DATA FOR THIS TASK
+ + + + + + +

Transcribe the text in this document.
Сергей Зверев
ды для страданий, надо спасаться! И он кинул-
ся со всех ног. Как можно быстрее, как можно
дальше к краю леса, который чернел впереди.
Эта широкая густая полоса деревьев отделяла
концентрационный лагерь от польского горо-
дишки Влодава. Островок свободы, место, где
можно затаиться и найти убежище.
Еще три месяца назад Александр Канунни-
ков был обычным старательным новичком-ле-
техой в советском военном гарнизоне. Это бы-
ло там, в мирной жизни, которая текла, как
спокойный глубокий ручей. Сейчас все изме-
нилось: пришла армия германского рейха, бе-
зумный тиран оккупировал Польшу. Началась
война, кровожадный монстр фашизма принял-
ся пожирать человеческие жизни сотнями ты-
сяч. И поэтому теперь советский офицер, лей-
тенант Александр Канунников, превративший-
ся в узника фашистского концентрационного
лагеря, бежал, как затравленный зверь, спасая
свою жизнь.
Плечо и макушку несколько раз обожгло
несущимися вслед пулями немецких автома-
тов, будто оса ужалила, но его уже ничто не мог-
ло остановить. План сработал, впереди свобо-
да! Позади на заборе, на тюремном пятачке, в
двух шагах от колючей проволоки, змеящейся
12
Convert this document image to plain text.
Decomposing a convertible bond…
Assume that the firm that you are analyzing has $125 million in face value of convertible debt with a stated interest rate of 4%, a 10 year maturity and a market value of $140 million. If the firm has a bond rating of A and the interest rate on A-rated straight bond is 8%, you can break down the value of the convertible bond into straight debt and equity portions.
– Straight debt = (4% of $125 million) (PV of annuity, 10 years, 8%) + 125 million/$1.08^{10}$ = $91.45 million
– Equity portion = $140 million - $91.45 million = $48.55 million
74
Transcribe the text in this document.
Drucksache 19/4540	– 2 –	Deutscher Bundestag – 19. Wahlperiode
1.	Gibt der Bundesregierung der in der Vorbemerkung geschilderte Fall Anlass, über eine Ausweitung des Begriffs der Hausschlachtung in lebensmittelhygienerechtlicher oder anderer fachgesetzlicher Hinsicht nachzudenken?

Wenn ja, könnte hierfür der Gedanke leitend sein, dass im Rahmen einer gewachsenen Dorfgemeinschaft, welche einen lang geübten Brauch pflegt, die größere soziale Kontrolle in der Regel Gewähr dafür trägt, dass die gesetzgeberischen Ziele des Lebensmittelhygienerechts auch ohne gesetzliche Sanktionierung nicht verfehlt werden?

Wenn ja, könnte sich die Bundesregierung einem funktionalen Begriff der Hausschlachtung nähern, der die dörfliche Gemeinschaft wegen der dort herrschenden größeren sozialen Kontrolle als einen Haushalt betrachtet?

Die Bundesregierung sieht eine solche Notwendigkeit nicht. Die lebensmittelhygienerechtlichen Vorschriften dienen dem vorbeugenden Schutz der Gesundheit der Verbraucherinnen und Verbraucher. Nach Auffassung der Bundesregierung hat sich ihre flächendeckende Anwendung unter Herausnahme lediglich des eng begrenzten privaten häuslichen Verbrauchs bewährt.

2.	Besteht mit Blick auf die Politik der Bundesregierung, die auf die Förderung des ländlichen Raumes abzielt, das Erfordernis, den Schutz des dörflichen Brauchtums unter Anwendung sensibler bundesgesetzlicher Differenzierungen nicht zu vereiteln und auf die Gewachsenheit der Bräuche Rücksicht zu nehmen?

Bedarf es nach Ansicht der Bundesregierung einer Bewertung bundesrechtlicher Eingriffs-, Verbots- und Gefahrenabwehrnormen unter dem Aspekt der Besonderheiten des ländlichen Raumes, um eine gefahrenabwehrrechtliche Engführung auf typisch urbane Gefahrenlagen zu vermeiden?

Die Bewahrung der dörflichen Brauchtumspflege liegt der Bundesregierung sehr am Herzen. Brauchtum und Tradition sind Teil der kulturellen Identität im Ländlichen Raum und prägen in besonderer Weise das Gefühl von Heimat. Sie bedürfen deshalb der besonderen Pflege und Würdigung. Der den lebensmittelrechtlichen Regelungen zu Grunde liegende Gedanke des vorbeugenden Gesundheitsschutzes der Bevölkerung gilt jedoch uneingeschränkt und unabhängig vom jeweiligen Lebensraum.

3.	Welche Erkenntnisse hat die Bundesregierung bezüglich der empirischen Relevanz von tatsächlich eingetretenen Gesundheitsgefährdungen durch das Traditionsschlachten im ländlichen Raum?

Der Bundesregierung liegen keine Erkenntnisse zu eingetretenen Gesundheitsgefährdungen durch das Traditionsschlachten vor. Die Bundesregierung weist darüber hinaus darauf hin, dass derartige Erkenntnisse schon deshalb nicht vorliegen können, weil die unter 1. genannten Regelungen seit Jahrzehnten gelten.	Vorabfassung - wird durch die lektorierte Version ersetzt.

+ + + + + + +

AIM
Using the listing above, state the number of lines that hold "Erkenntnisse", with no other text.

SOLUTION FOR THIS EXERCISE
2